TASK DESCRIPTION –
Convert the lines below, from the first one through the line containing "ytick-label: 15000: [28, 324, 84, 346]" (both included), into a Markdown table with the columns Row and Line. Number each row and leave out any blank lines.

[Excerpts from a layout annotation set]
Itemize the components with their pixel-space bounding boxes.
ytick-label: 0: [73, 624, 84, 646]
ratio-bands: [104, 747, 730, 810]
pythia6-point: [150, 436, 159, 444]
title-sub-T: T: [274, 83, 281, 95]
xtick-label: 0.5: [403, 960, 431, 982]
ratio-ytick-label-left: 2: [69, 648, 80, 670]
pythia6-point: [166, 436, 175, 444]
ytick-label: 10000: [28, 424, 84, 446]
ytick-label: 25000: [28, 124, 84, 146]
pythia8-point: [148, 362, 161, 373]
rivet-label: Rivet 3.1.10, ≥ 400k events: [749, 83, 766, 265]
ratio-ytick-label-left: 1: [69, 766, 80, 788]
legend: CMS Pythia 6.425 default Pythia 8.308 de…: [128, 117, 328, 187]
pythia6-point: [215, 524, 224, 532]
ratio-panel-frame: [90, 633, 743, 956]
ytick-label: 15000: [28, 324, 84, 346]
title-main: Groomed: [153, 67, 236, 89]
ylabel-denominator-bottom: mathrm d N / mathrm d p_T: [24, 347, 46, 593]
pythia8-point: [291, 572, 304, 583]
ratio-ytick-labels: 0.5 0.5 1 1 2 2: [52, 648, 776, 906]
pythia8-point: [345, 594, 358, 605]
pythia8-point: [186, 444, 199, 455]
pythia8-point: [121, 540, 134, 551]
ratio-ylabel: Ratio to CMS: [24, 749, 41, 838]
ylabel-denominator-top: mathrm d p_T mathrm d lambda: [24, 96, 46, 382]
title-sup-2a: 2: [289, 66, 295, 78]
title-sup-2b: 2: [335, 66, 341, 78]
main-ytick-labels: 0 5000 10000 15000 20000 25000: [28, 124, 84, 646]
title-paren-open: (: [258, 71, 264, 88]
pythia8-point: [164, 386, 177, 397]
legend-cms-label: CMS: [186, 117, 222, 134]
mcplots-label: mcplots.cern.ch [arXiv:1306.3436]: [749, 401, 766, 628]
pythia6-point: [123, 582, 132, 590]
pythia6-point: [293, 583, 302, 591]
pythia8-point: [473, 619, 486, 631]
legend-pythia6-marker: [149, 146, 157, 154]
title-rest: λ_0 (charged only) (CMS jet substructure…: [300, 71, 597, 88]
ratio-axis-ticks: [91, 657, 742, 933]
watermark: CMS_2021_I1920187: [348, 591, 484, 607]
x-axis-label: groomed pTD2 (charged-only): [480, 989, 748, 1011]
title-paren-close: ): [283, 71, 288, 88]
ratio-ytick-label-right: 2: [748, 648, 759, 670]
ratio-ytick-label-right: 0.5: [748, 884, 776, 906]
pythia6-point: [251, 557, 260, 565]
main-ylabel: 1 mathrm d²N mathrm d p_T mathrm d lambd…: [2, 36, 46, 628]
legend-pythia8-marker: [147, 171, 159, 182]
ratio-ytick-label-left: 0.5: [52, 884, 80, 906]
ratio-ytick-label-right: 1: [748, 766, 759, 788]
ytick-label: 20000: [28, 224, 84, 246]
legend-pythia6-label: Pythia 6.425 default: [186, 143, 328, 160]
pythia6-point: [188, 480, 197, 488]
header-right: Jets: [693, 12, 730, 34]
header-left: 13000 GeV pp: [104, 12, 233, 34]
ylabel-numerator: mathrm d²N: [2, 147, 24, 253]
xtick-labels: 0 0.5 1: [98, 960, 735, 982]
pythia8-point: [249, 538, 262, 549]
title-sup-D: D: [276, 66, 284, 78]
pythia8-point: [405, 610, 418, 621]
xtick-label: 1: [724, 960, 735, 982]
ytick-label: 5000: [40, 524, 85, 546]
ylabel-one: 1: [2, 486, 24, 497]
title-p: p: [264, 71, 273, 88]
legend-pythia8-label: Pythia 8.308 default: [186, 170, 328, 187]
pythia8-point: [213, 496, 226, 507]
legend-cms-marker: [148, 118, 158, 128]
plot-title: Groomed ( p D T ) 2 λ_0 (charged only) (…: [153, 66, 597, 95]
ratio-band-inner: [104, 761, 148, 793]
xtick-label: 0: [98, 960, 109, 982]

THE SOLUTION –
| Row | Line |
|---|---|
| 1 | Itemize the components with their pixel-space bounding boxes. |
| 2 | ytick-label: 0: [73, 624, 84, 646] |
| 3 | ratio-bands: [104, 747, 730, 810] |
| 4 | pythia6-point: [150, 436, 159, 444] |
| 5 | title-sub-T: T: [274, 83, 281, 95] |
| 6 | xtick-label: 0.5: [403, 960, 431, 982] |
| 7 | ratio-ytick-label-left: 2: [69, 648, 80, 670] |
| 8 | pythia6-point: [166, 436, 175, 444] |
| 9 | ytick-label: 10000: [28, 424, 84, 446] |
| 10 | ytick-label: 25000: [28, 124, 84, 146] |
| 11 | pythia8-point: [148, 362, 161, 373] |
| 12 | rivet-label: Rivet 3.1.10, ≥ 400k events: [749, 83, 766, 265] |
| 13 | ratio-ytick-label-left: 1: [69, 766, 80, 788] |
| 14 | legend: CMS Pythia 6.425 default Pythia 8.308 de…: [128, 117, 328, 187] |
| 15 | pythia6-point: [215, 524, 224, 532] |
| 16 | ratio-panel-frame: [90, 633, 743, 956] |
| 17 | ytick-label: 15000: [28, 324, 84, 346] |